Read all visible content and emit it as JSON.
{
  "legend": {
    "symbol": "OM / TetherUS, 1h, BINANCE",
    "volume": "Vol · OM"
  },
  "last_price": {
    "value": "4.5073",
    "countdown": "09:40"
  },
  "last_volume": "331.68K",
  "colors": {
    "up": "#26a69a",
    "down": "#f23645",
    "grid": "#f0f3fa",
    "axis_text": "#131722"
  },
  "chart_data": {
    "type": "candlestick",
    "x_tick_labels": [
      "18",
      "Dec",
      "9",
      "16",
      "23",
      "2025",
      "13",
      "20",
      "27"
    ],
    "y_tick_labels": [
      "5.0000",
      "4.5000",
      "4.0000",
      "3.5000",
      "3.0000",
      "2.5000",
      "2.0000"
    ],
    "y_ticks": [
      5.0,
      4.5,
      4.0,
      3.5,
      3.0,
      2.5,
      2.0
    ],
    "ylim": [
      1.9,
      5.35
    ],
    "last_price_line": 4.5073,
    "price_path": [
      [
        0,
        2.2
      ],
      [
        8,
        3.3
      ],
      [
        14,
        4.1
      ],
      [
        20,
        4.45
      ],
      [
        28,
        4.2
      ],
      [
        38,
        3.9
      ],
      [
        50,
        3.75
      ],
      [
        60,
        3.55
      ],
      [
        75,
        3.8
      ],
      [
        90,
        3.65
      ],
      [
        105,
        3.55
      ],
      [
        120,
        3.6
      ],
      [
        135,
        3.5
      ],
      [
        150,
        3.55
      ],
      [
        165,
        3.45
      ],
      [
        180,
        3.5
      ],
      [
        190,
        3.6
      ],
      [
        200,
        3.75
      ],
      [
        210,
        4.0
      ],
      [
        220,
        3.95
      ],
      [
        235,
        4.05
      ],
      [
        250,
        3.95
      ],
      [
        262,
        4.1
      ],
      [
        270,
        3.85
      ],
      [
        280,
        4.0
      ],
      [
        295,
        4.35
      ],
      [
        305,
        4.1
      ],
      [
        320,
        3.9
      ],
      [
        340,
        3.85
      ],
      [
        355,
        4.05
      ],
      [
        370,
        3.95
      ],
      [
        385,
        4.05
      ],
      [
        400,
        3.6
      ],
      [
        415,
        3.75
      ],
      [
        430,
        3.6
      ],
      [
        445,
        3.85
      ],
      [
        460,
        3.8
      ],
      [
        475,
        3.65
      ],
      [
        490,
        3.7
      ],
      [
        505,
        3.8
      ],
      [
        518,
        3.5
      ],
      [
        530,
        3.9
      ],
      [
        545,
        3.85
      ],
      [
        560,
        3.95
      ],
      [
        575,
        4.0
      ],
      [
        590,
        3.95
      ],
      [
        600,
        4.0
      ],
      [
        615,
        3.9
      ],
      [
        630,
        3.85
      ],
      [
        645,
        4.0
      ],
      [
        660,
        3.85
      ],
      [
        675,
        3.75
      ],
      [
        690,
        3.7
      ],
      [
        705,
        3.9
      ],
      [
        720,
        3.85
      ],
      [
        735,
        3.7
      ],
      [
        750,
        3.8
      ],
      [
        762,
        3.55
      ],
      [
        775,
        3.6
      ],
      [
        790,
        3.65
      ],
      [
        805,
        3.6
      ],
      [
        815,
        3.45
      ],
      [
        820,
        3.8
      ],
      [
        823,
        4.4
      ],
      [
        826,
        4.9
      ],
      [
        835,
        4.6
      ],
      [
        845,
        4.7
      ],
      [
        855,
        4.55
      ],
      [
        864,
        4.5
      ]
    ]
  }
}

----

Above are some records; extract every one of them exactly.

→ **Task response**
Read all visible content and emit it as JSON.
{
  "legend": {
    "symbol": "OM / TetherUS, 1h, BINANCE",
    "volume": "Vol · OM"
  },
  "last_price": {
    "value": "4.5073",
    "countdown": "09:40"
  },
  "last_volume": "331.68K",
  "colors": {
    "up": "#26a69a",
    "down": "#f23645",
    "grid": "#f0f3fa",
    "axis_text": "#131722"
  },
  "chart_data": {
    "type": "candlestick",
    "x_tick_labels": [
      "18",
      "Dec",
      "9",
      "16",
      "23",
      "2025",
      "13",
      "20",
      "27"
    ],
    "y_tick_labels": [
      "5.0000",
      "4.5000",
      "4.0000",
      "3.5000",
      "3.0000",
      "2.5000",
      "2.0000"
    ],
    "y_ticks": [
      5.0,
      4.5,
      4.0,
      3.5,
      3.0,
      2.5,
      2.0
    ],
    "ylim": [
      1.9,
      5.35
    ],
    "last_price_line": 4.5073,
    "price_path": [
      [
        0,
        2.2
      ],
      [
        8,
        3.3
      ],
      [
        14,
        4.1
      ],
      [
        20,
        4.45
      ],
      [
        28,
        4.2
      ],
      [
        38,
        3.9
      ],
      [
        50,
        3.75
      ],
      [
        60,
        3.55
      ],
      [
        75,
        3.8
      ],
      [
        90,
        3.65
      ],
      [
        105,
        3.55
      ],
      [
        120,
        3.6
      ],
      [
        135,
        3.5
      ],
      [
        150,
        3.55
      ],
      [
        165,
        3.45
      ],
      [
        180,
        3.5
      ],
      [
        190,
        3.6
      ],
      [
        200,
        3.75
      ],
      [
        210,
        4.0
      ],
      [
        220,
        3.95
      ],
      [
        235,
        4.05
      ],
      [
        250,
        3.95
      ],
      [
        262,
        4.1
      ],
      [
        270,
        3.85
      ],
      [
        280,
        4.0
      ],
      [
        295,
        4.35
      ],
      [
        305,
        4.1
      ],
      [
        320,
        3.9
      ],
      [
        340,
        3.85
      ],
      [
        355,
        4.05
      ],
      [
        370,
        3.95
      ],
      [
        385,
        4.05
      ],
      [
        400,
        3.6
      ],
      [
        415,
        3.75
      ],
      [
        430,
        3.6
      ],
      [
        445,
        3.85
      ],
      [
        460,
        3.8
      ],
      [
        475,
        3.65
      ],
      [
        490,
        3.7
      ],
      [
        505,
        3.8
      ],
      [
        518,
        3.5
      ],
      [
        530,
        3.9
      ],
      [
        545,
        3.85
      ],
      [
        560,
        3.95
      ],
      [
        575,
        4.0
      ],
      [
        590,
        3.95
      ],
      [
        600,
        4.0
      ],
      [
        615,
        3.9
      ],
      [
        630,
        3.85
      ],
      [
        645,
        4.0
      ],
      [
        660,
        3.85
      ],
      [
        675,
        3.75
      ],
      [
        690,
        3.7
      ],
      [
        705,
        3.9
      ],
      [
        720,
        3.85
      ],
      [
        735,
        3.7
      ],
      [
        750,
        3.8
      ],
      [
        762,
        3.55
      ],
      [
        775,
        3.6
      ],
      [
        790,
        3.65
      ],
      [
        805,
        3.6
      ],
      [
        815,
        3.45
      ],
      [
        820,
        3.8
      ],
      [
        823,
        4.4
      ],
      [
        826,
        4.9
      ],
      [
        835,
        4.6
      ],
      [
        845,
        4.7
      ],
      [
        855,
        4.55
      ],
      [
        864,
        4.5
      ]
    ]
  }
}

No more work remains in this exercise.